| What the exercise asks |
Transcribe all the entries word for word, but omit the images.

| Data excerpts |
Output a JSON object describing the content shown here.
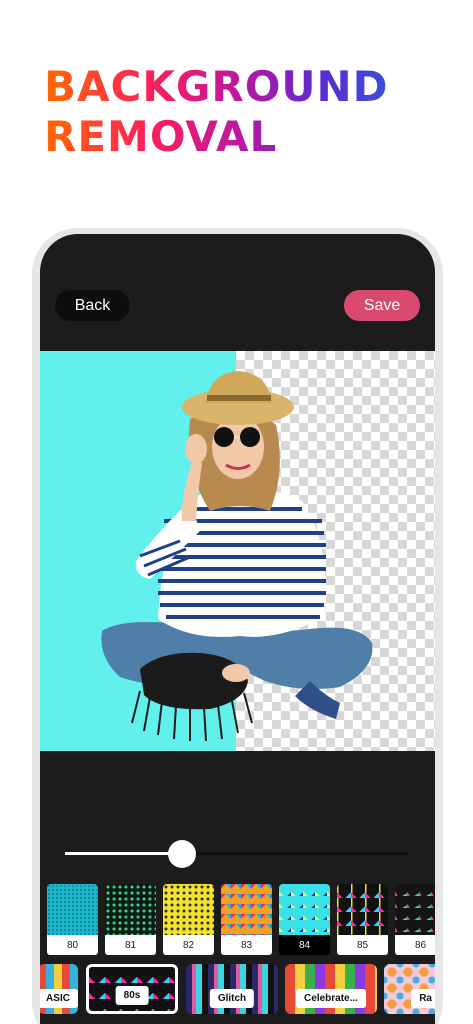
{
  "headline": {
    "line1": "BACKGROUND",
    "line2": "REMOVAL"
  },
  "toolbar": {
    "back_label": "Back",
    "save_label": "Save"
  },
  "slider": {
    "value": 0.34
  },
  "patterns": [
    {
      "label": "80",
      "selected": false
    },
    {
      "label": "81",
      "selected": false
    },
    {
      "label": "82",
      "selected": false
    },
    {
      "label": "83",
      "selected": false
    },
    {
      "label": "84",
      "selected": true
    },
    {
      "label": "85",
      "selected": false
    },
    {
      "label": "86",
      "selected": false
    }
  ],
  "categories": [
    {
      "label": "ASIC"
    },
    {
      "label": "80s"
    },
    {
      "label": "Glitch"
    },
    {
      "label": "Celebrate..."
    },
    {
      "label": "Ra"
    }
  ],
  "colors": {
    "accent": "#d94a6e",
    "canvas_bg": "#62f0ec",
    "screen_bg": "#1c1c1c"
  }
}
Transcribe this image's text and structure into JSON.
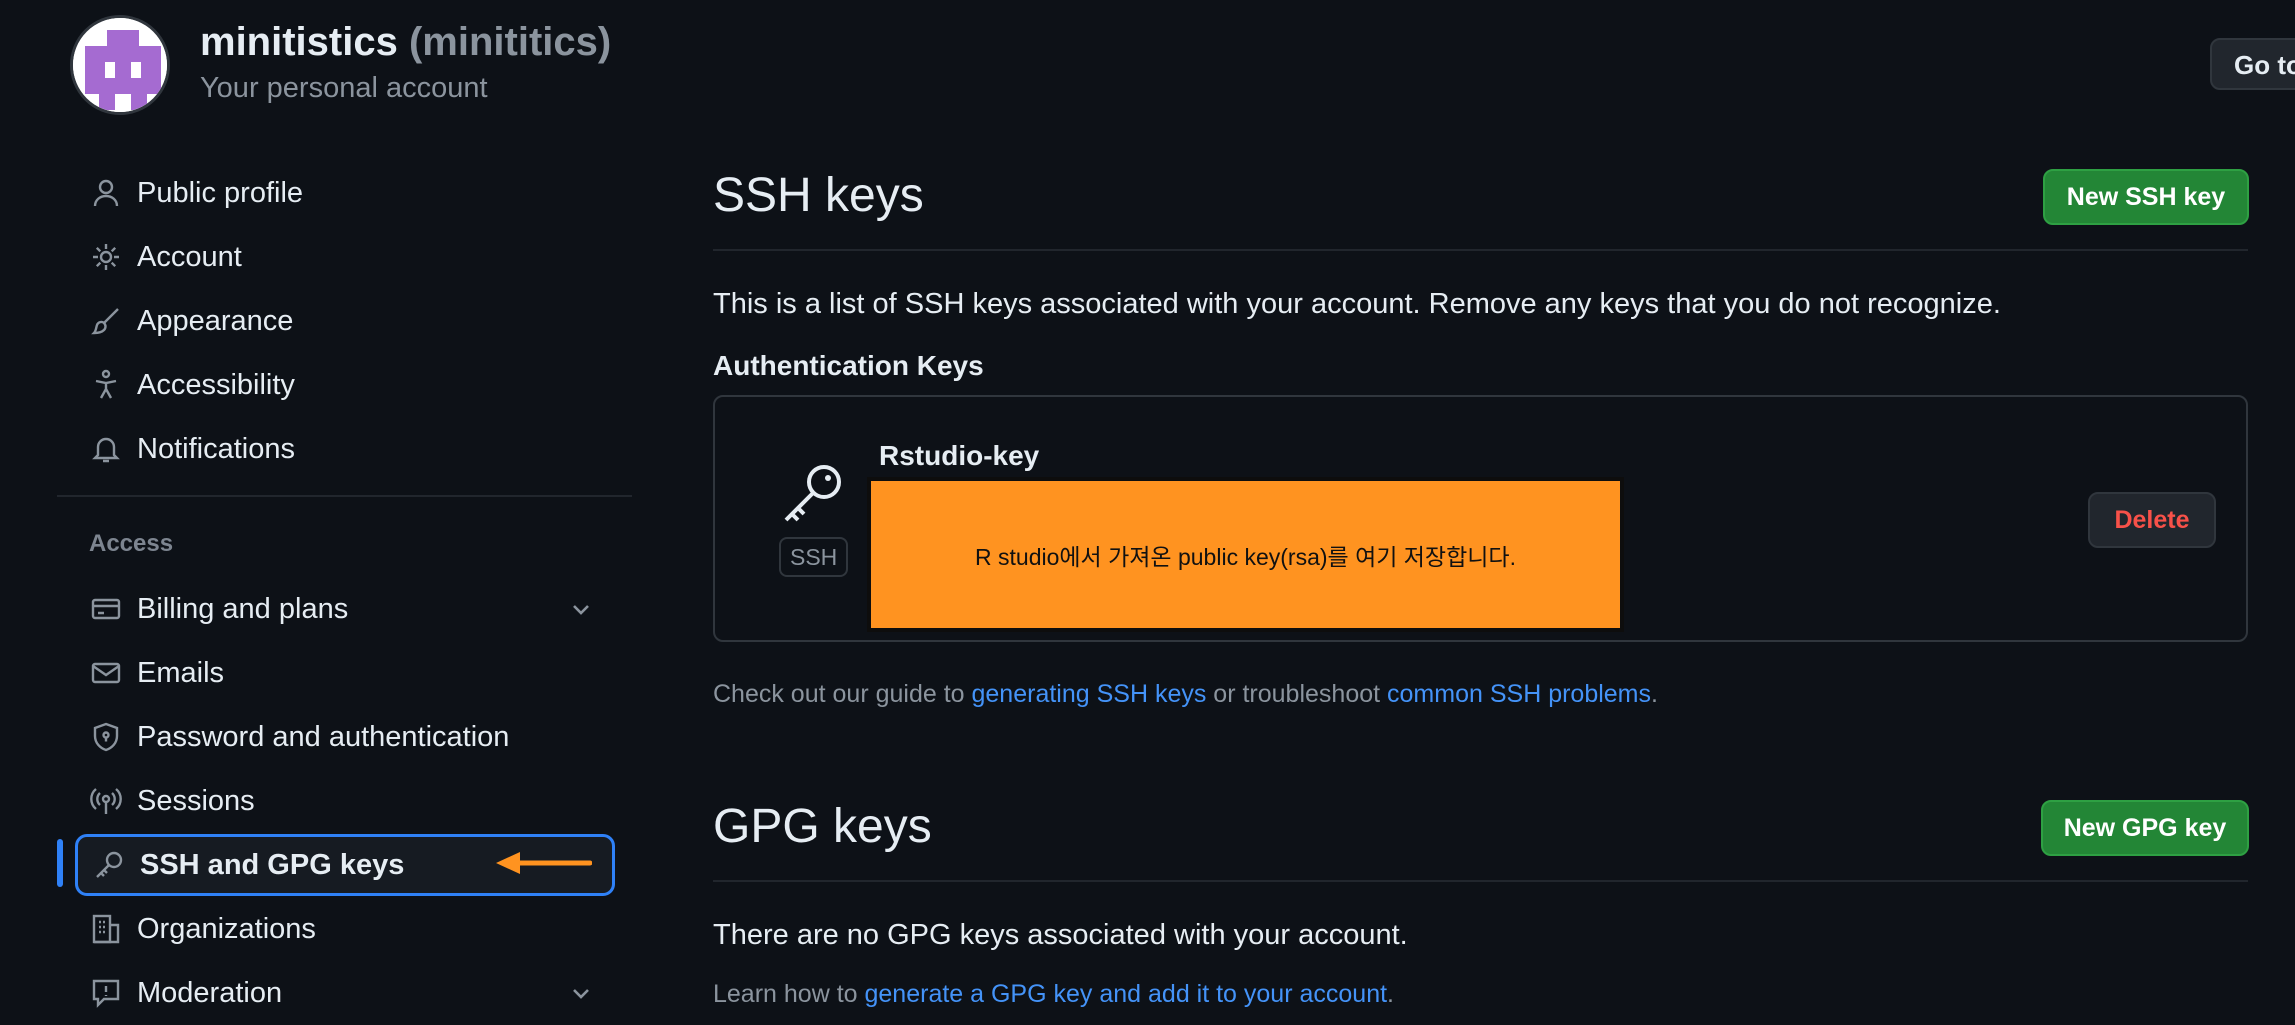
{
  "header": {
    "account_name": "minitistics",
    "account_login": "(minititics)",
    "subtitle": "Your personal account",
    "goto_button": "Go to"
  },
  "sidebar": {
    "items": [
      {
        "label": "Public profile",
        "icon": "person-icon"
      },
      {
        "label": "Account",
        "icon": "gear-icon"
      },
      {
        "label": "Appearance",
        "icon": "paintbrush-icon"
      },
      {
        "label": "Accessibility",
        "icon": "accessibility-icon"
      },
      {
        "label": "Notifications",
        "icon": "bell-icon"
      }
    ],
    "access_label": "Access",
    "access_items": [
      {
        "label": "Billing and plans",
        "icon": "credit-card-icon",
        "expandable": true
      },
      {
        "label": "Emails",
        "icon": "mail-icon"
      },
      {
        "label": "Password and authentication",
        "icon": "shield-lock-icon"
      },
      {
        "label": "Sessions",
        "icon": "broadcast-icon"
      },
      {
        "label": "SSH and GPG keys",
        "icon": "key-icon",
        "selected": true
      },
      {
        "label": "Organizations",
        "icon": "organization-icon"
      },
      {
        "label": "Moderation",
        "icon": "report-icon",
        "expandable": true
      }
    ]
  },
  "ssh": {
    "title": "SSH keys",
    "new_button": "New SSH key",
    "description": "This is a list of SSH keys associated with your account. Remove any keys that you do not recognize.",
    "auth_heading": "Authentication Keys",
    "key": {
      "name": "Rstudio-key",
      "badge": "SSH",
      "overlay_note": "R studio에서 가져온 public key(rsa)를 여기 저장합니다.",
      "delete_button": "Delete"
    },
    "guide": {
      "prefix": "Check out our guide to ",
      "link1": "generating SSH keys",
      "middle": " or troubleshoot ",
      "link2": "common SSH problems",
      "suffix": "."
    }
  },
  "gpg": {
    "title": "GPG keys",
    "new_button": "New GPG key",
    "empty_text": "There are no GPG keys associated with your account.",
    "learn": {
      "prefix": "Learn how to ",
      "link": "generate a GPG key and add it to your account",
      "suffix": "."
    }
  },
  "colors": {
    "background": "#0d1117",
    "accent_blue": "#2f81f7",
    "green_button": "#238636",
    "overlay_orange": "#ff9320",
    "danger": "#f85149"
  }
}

| Full response |
Output a JSON object describing the content shown here.
{
  "headline": {
    "line1": "BACKGROUND",
    "line2": "REMOVAL"
  },
  "toolbar": {
    "back_label": "Back",
    "save_label": "Save"
  },
  "slider": {
    "value": 0.34
  },
  "patterns": [
    {
      "label": "80",
      "selected": false
    },
    {
      "label": "81",
      "selected": false
    },
    {
      "label": "82",
      "selected": false
    },
    {
      "label": "83",
      "selected": false
    },
    {
      "label": "84",
      "selected": true
    },
    {
      "label": "85",
      "selected": false
    },
    {
      "label": "86",
      "selected": false
    }
  ],
  "categories": [
    {
      "label": "ASIC"
    },
    {
      "label": "80s"
    },
    {
      "label": "Glitch"
    },
    {
      "label": "Celebrate..."
    },
    {
      "label": "Ra"
    }
  ],
  "colors": {
    "accent": "#d94a6e",
    "canvas_bg": "#62f0ec",
    "screen_bg": "#1c1c1c"
  }
}
Transcribe this image's text and structure into JSON.
{
  "header": {
    "account_name": "minitistics",
    "account_login": "(minititics)",
    "subtitle": "Your personal account",
    "goto_button": "Go to"
  },
  "sidebar": {
    "items": [
      {
        "label": "Public profile",
        "icon": "person-icon"
      },
      {
        "label": "Account",
        "icon": "gear-icon"
      },
      {
        "label": "Appearance",
        "icon": "paintbrush-icon"
      },
      {
        "label": "Accessibility",
        "icon": "accessibility-icon"
      },
      {
        "label": "Notifications",
        "icon": "bell-icon"
      }
    ],
    "access_label": "Access",
    "access_items": [
      {
        "label": "Billing and plans",
        "icon": "credit-card-icon",
        "expandable": true
      },
      {
        "label": "Emails",
        "icon": "mail-icon"
      },
      {
        "label": "Password and authentication",
        "icon": "shield-lock-icon"
      },
      {
        "label": "Sessions",
        "icon": "broadcast-icon"
      },
      {
        "label": "SSH and GPG keys",
        "icon": "key-icon",
        "selected": true
      },
      {
        "label": "Organizations",
        "icon": "organization-icon"
      },
      {
        "label": "Moderation",
        "icon": "report-icon",
        "expandable": true
      }
    ]
  },
  "ssh": {
    "title": "SSH keys",
    "new_button": "New SSH key",
    "description": "This is a list of SSH keys associated with your account. Remove any keys that you do not recognize.",
    "auth_heading": "Authentication Keys",
    "key": {
      "name": "Rstudio-key",
      "badge": "SSH",
      "overlay_note": "R studio에서 가져온 public key(rsa)를 여기 저장합니다.",
      "delete_button": "Delete"
    },
    "guide": {
      "prefix": "Check out our guide to ",
      "link1": "generating SSH keys",
      "middle": " or troubleshoot ",
      "link2": "common SSH problems",
      "suffix": "."
    }
  },
  "gpg": {
    "title": "GPG keys",
    "new_button": "New GPG key",
    "empty_text": "There are no GPG keys associated with your account.",
    "learn": {
      "prefix": "Learn how to ",
      "link": "generate a GPG key and add it to your account",
      "suffix": "."
    }
  },
  "colors": {
    "background": "#0d1117",
    "accent_blue": "#2f81f7",
    "green_button": "#238636",
    "overlay_orange": "#ff9320",
    "danger": "#f85149"
  }
}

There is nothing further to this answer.